Saved entries
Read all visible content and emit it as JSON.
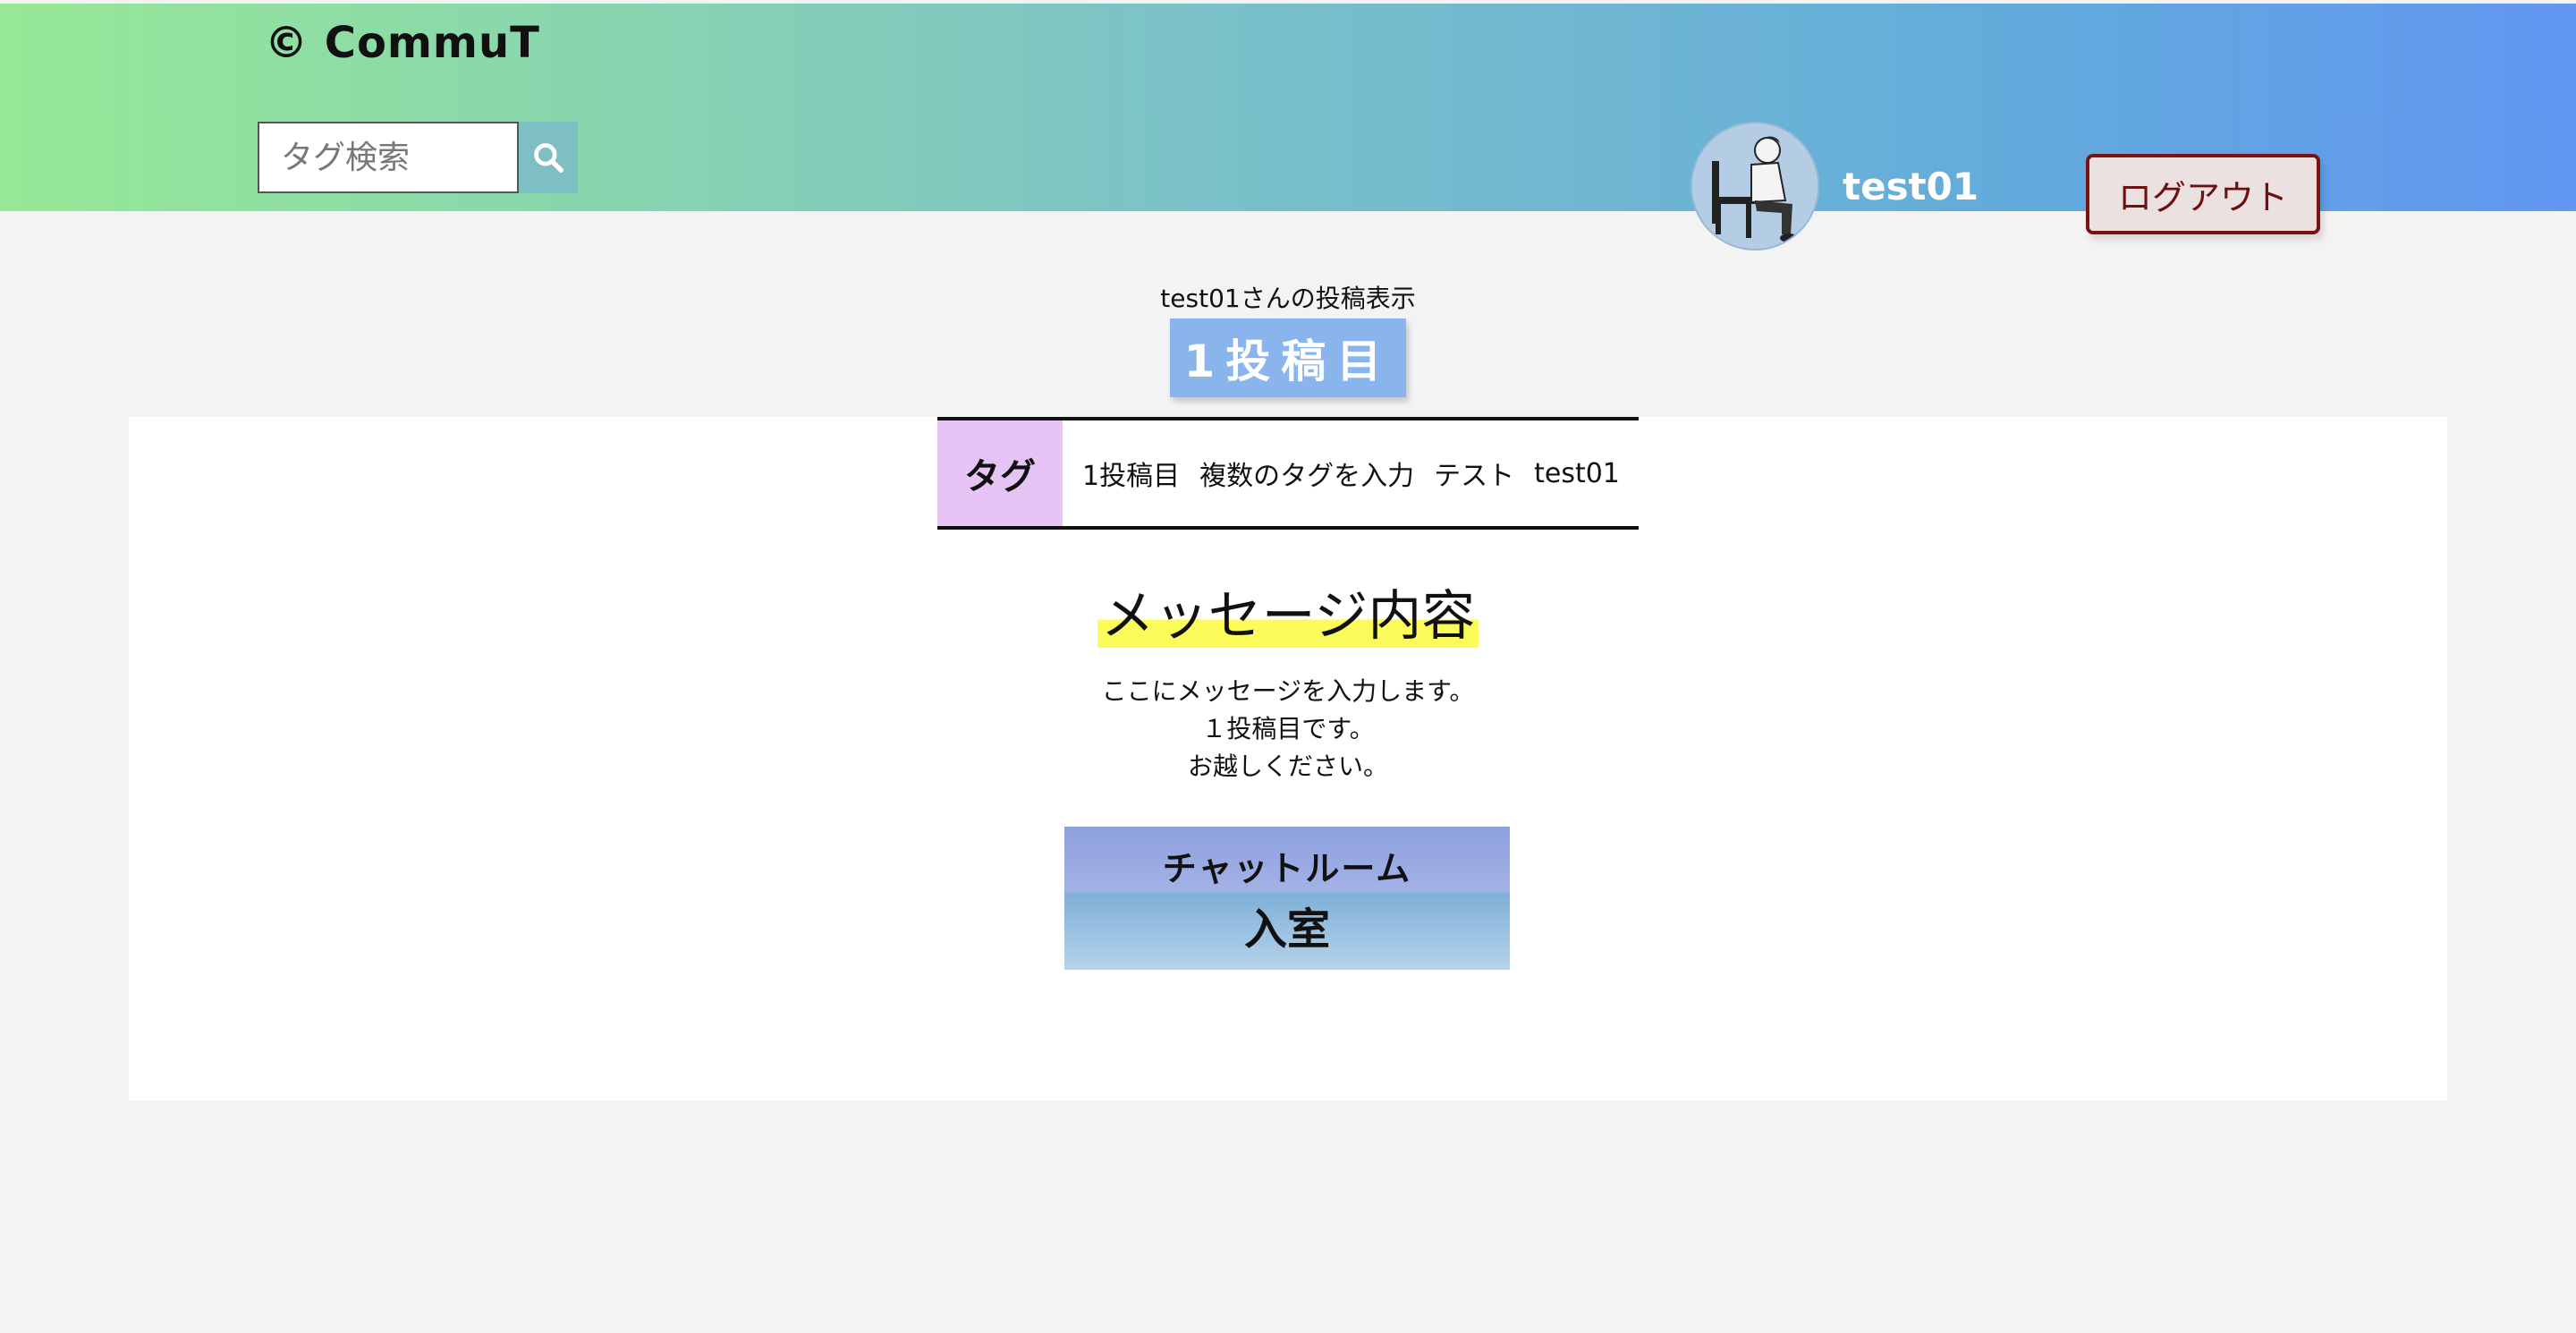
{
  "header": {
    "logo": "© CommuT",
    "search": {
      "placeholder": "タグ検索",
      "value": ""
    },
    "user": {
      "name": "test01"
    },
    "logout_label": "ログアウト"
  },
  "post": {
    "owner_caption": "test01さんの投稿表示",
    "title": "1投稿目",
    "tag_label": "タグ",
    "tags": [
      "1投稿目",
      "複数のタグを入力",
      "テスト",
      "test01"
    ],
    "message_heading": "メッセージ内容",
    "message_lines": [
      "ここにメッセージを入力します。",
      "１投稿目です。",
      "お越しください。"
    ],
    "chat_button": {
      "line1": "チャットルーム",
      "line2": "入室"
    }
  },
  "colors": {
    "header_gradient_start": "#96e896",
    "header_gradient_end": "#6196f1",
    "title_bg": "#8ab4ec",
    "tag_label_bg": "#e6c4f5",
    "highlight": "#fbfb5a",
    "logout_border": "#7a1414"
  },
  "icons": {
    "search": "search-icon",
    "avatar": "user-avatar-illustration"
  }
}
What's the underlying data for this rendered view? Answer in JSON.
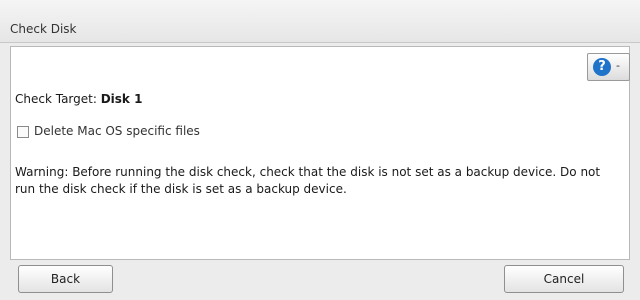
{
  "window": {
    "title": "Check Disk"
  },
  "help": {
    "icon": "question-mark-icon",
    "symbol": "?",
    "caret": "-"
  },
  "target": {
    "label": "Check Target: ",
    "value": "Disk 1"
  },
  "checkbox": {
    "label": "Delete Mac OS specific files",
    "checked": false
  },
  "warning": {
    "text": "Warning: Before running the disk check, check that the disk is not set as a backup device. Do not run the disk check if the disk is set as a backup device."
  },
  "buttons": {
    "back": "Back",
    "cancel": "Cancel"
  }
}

**Goal**.
Gather from the data above every line with the string "JSON".

**Response**.
Read all visible content and emit it as JSON.
What's the underlying data for this rendered view? Answer in JSON.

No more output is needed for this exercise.